— Problem description —
Search the data below for "user"; list each line that holds it.

(Dataset records)
..........
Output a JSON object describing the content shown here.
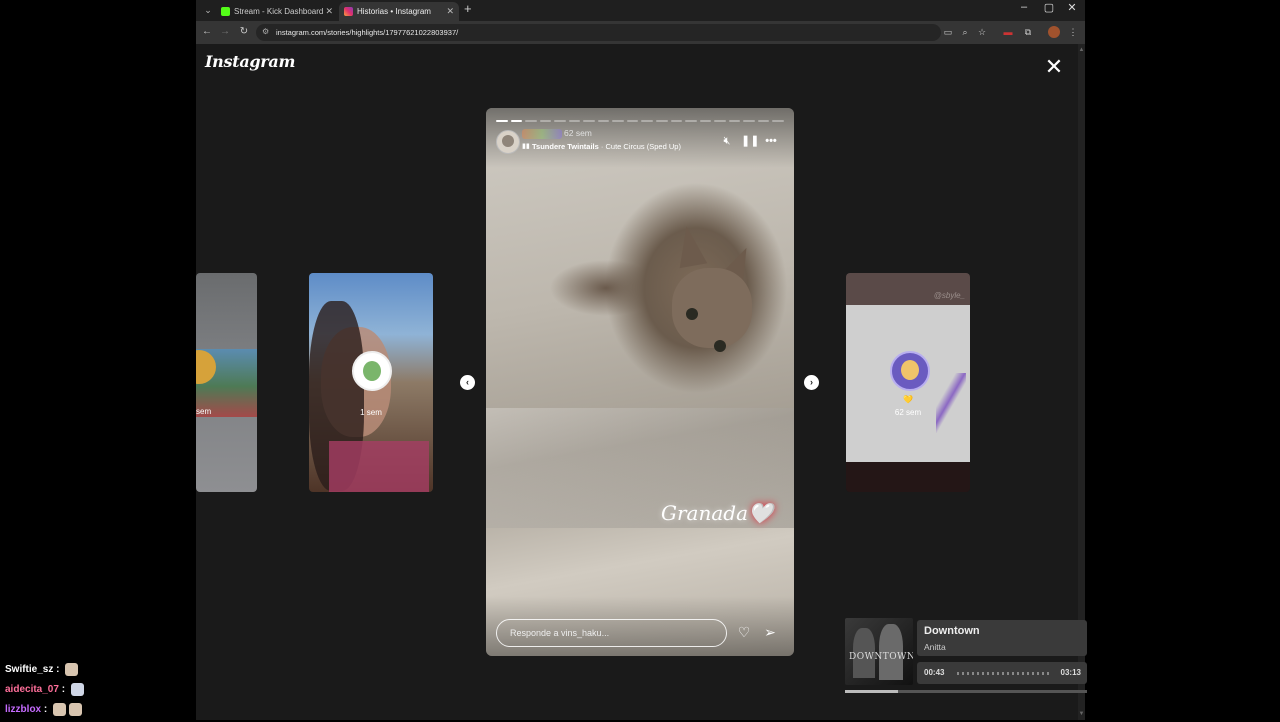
{
  "browser": {
    "tabs": [
      {
        "title": "Stream - Kick Dashboard",
        "favicon_color": "#53fc18",
        "active": false
      },
      {
        "title": "Historias • Instagram",
        "favicon_color": "#e1306c",
        "active": true
      }
    ],
    "url": "instagram.com/stories/highlights/17977621022803937/",
    "icons": [
      "back-icon",
      "forward-icon",
      "reload-icon",
      "site-info-icon",
      "install-icon",
      "zoom-icon",
      "bookmark-star-icon",
      "extension-icon",
      "puzzle-icon",
      "profile-icon",
      "kebab-menu-icon"
    ]
  },
  "instagram": {
    "logo": "Instagram",
    "close_glyph": "✕",
    "side_stories": [
      {
        "time": "sem"
      },
      {
        "time": "1 sem"
      },
      {
        "time": "62 sem",
        "emoji": "💛",
        "watermark": "@sbyle_"
      }
    ],
    "story": {
      "time": "62 sem",
      "music_title": "Tsundere Twintails",
      "music_sep": " · ",
      "music_song": "Cute Circus (Sped Up)",
      "sticker_text": "Granada",
      "sticker_heart": "🤍",
      "reply_placeholder": "Responde a vins_haku...",
      "progress_segments": 20,
      "progress_done": 2
    }
  },
  "player": {
    "song": "Downtown",
    "artist": "Anitta",
    "cover_text": "DOWNTOWN",
    "elapsed": "00:43",
    "total": "03:13",
    "progress": 0.22
  },
  "chat": [
    {
      "user": "Swiftie_sz",
      "color": "#ffffff"
    },
    {
      "user": "aidecita_07",
      "color": "#ff6f9a"
    },
    {
      "user": "lizzblox",
      "color": "#c66bff"
    }
  ]
}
..........
— Exercise output —
      "user": "Swiftie_sz",
      "user": "aidecita_07",
      "user": "lizzblox",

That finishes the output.